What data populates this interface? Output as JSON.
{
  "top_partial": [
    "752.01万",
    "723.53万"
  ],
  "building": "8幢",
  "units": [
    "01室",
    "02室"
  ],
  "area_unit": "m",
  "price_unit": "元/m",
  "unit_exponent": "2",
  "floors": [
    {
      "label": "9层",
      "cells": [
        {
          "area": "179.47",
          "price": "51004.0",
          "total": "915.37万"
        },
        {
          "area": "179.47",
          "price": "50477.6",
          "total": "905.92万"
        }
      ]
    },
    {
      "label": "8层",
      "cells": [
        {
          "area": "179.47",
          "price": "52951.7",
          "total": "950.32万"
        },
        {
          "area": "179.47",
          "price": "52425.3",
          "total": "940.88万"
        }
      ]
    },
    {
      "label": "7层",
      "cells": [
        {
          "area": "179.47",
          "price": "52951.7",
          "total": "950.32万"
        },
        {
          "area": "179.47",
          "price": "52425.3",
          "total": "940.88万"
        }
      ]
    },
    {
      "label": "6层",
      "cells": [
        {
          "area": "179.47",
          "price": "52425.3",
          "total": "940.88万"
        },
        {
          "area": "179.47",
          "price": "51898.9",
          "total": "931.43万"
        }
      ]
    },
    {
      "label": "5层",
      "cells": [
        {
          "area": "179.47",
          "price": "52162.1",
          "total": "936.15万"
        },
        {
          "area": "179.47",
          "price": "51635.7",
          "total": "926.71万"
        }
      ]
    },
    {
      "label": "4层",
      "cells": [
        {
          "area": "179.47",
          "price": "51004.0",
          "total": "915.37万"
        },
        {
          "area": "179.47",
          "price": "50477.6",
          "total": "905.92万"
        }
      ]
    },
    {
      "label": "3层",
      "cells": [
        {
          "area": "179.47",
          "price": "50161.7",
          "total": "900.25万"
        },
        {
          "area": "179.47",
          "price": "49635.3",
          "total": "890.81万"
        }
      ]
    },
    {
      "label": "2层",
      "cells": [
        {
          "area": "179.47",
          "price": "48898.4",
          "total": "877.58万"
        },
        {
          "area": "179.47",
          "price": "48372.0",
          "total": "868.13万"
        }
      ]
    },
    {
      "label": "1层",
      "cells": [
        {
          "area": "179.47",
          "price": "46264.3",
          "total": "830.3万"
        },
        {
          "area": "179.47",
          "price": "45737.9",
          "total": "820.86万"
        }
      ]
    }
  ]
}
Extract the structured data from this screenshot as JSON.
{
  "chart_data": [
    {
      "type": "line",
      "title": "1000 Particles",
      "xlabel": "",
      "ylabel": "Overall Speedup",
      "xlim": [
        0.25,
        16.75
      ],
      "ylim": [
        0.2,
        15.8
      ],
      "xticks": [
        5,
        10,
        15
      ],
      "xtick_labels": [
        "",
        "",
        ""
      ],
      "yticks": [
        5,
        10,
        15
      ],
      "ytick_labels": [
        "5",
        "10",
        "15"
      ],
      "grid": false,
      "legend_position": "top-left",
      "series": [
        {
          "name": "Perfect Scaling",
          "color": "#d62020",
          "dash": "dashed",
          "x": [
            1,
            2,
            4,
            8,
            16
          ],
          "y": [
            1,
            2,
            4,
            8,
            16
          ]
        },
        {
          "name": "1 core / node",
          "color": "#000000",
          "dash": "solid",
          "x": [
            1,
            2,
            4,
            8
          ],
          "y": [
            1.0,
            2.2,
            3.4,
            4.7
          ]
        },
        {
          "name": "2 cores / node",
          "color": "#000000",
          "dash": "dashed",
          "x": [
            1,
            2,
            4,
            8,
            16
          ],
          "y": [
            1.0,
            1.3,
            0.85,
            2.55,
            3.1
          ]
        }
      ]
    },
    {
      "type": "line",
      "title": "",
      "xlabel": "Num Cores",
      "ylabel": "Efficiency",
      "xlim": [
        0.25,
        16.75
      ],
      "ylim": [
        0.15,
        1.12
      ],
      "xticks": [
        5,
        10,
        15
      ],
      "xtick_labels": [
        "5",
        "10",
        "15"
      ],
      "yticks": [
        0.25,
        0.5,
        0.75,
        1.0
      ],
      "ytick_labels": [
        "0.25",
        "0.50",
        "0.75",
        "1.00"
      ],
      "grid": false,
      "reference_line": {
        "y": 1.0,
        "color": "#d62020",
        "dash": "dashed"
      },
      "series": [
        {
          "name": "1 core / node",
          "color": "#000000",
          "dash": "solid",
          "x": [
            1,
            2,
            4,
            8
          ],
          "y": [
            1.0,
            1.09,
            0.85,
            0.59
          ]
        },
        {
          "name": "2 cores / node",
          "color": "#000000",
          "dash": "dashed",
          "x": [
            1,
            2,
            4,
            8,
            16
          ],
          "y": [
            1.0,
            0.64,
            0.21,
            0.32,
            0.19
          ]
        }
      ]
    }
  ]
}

**To do:**
Write out the material exactly as given.

**Final result:**
What data populates this interface? Output as JSON.
{
  "top_partial": [
    "752.01万",
    "723.53万"
  ],
  "building": "8幢",
  "units": [
    "01室",
    "02室"
  ],
  "area_unit": "m",
  "price_unit": "元/m",
  "unit_exponent": "2",
  "floors": [
    {
      "label": "9层",
      "cells": [
        {
          "area": "179.47",
          "price": "51004.0",
          "total": "915.37万"
        },
        {
          "area": "179.47",
          "price": "50477.6",
          "total": "905.92万"
        }
      ]
    },
    {
      "label": "8层",
      "cells": [
        {
          "area": "179.47",
          "price": "52951.7",
          "total": "950.32万"
        },
        {
          "area": "179.47",
          "price": "52425.3",
          "total": "940.88万"
        }
      ]
    },
    {
      "label": "7层",
      "cells": [
        {
          "area": "179.47",
          "price": "52951.7",
          "total": "950.32万"
        },
        {
          "area": "179.47",
          "price": "52425.3",
          "total": "940.88万"
        }
      ]
    },
    {
      "label": "6层",
      "cells": [
        {
          "area": "179.47",
          "price": "52425.3",
          "total": "940.88万"
        },
        {
          "area": "179.47",
          "price": "51898.9",
          "total": "931.43万"
        }
      ]
    },
    {
      "label": "5层",
      "cells": [
        {
          "area": "179.47",
          "price": "52162.1",
          "total": "936.15万"
        },
        {
          "area": "179.47",
          "price": "51635.7",
          "total": "926.71万"
        }
      ]
    },
    {
      "label": "4层",
      "cells": [
        {
          "area": "179.47",
          "price": "51004.0",
          "total": "915.37万"
        },
        {
          "area": "179.47",
          "price": "50477.6",
          "total": "905.92万"
        }
      ]
    },
    {
      "label": "3层",
      "cells": [
        {
          "area": "179.47",
          "price": "50161.7",
          "total": "900.25万"
        },
        {
          "area": "179.47",
          "price": "49635.3",
          "total": "890.81万"
        }
      ]
    },
    {
      "label": "2层",
      "cells": [
        {
          "area": "179.47",
          "price": "48898.4",
          "total": "877.58万"
        },
        {
          "area": "179.47",
          "price": "48372.0",
          "total": "868.13万"
        }
      ]
    },
    {
      "label": "1层",
      "cells": [
        {
          "area": "179.47",
          "price": "46264.3",
          "total": "830.3万"
        },
        {
          "area": "179.47",
          "price": "45737.9",
          "total": "820.86万"
        }
      ]
    }
  ]
}
Extract the structured data from this screenshot as JSON.
{
  "chart_data": [
    {
      "type": "line",
      "title": "1000 Particles",
      "xlabel": "",
      "ylabel": "Overall Speedup",
      "xlim": [
        0.25,
        16.75
      ],
      "ylim": [
        0.2,
        15.8
      ],
      "xticks": [
        5,
        10,
        15
      ],
      "xtick_labels": [
        "",
        "",
        ""
      ],
      "yticks": [
        5,
        10,
        15
      ],
      "ytick_labels": [
        "5",
        "10",
        "15"
      ],
      "grid": false,
      "legend_position": "top-left",
      "series": [
        {
          "name": "Perfect Scaling",
          "color": "#d62020",
          "dash": "dashed",
          "x": [
            1,
            2,
            4,
            8,
            16
          ],
          "y": [
            1,
            2,
            4,
            8,
            16
          ]
        },
        {
          "name": "1 core / node",
          "color": "#000000",
          "dash": "solid",
          "x": [
            1,
            2,
            4,
            8
          ],
          "y": [
            1.0,
            2.2,
            3.4,
            4.7
          ]
        },
        {
          "name": "2 cores / node",
          "color": "#000000",
          "dash": "dashed",
          "x": [
            1,
            2,
            4,
            8,
            16
          ],
          "y": [
            1.0,
            1.3,
            0.85,
            2.55,
            3.1
          ]
        }
      ]
    },
    {
      "type": "line",
      "title": "",
      "xlabel": "Num Cores",
      "ylabel": "Efficiency",
      "xlim": [
        0.25,
        16.75
      ],
      "ylim": [
        0.15,
        1.12
      ],
      "xticks": [
        5,
        10,
        15
      ],
      "xtick_labels": [
        "5",
        "10",
        "15"
      ],
      "yticks": [
        0.25,
        0.5,
        0.75,
        1.0
      ],
      "ytick_labels": [
        "0.25",
        "0.50",
        "0.75",
        "1.00"
      ],
      "grid": false,
      "reference_line": {
        "y": 1.0,
        "color": "#d62020",
        "dash": "dashed"
      },
      "series": [
        {
          "name": "1 core / node",
          "color": "#000000",
          "dash": "solid",
          "x": [
            1,
            2,
            4,
            8
          ],
          "y": [
            1.0,
            1.09,
            0.85,
            0.59
          ]
        },
        {
          "name": "2 cores / node",
          "color": "#000000",
          "dash": "dashed",
          "x": [
            1,
            2,
            4,
            8,
            16
          ],
          "y": [
            1.0,
            0.64,
            0.21,
            0.32,
            0.19
          ]
        }
      ]
    }
  ]
}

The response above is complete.